+++ DATA RECORDS

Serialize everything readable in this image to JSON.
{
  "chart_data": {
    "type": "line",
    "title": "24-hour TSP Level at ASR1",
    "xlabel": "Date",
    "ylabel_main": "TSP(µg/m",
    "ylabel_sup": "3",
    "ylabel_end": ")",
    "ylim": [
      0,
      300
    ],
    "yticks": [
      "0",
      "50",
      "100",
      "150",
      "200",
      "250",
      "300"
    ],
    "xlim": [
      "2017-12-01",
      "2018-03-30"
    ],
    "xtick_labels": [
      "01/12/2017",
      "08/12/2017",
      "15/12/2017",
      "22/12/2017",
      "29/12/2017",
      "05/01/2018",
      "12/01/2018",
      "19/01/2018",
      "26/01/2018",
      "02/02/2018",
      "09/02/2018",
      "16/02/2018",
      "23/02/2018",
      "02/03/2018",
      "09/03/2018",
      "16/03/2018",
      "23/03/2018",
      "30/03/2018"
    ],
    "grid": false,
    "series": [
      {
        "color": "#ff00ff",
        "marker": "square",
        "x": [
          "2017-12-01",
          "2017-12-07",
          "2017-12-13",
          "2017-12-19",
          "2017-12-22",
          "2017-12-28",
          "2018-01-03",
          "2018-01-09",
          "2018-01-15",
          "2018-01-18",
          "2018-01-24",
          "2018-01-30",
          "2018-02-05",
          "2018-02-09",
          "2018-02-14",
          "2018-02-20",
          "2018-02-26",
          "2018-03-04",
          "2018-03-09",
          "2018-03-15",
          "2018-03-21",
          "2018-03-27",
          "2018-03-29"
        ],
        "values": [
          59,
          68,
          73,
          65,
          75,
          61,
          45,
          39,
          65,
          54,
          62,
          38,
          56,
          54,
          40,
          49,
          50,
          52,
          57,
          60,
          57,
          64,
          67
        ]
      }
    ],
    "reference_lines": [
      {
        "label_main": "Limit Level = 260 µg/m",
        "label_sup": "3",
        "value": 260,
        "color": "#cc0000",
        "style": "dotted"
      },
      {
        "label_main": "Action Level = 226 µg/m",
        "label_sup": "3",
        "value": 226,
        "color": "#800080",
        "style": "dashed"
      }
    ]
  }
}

++++++

* **SHORT EXERCISE**:
Copy all the entries verbatim.

* **EXERCISE RESULT**:
Serialize everything readable in this image to JSON.
{
  "chart_data": {
    "type": "line",
    "title": "24-hour TSP Level at ASR1",
    "xlabel": "Date",
    "ylabel_main": "TSP(µg/m",
    "ylabel_sup": "3",
    "ylabel_end": ")",
    "ylim": [
      0,
      300
    ],
    "yticks": [
      "0",
      "50",
      "100",
      "150",
      "200",
      "250",
      "300"
    ],
    "xlim": [
      "2017-12-01",
      "2018-03-30"
    ],
    "xtick_labels": [
      "01/12/2017",
      "08/12/2017",
      "15/12/2017",
      "22/12/2017",
      "29/12/2017",
      "05/01/2018",
      "12/01/2018",
      "19/01/2018",
      "26/01/2018",
      "02/02/2018",
      "09/02/2018",
      "16/02/2018",
      "23/02/2018",
      "02/03/2018",
      "09/03/2018",
      "16/03/2018",
      "23/03/2018",
      "30/03/2018"
    ],
    "grid": false,
    "series": [
      {
        "color": "#ff00ff",
        "marker": "square",
        "x": [
          "2017-12-01",
          "2017-12-07",
          "2017-12-13",
          "2017-12-19",
          "2017-12-22",
          "2017-12-28",
          "2018-01-03",
          "2018-01-09",
          "2018-01-15",
          "2018-01-18",
          "2018-01-24",
          "2018-01-30",
          "2018-02-05",
          "2018-02-09",
          "2018-02-14",
          "2018-02-20",
          "2018-02-26",
          "2018-03-04",
          "2018-03-09",
          "2018-03-15",
          "2018-03-21",
          "2018-03-27",
          "2018-03-29"
        ],
        "values": [
          59,
          68,
          73,
          65,
          75,
          61,
          45,
          39,
          65,
          54,
          62,
          38,
          56,
          54,
          40,
          49,
          50,
          52,
          57,
          60,
          57,
          64,
          67
        ]
      }
    ],
    "reference_lines": [
      {
        "label_main": "Limit Level = 260 µg/m",
        "label_sup": "3",
        "value": 260,
        "color": "#cc0000",
        "style": "dotted"
      },
      {
        "label_main": "Action Level = 226 µg/m",
        "label_sup": "3",
        "value": 226,
        "color": "#800080",
        "style": "dashed"
      }
    ]
  }
}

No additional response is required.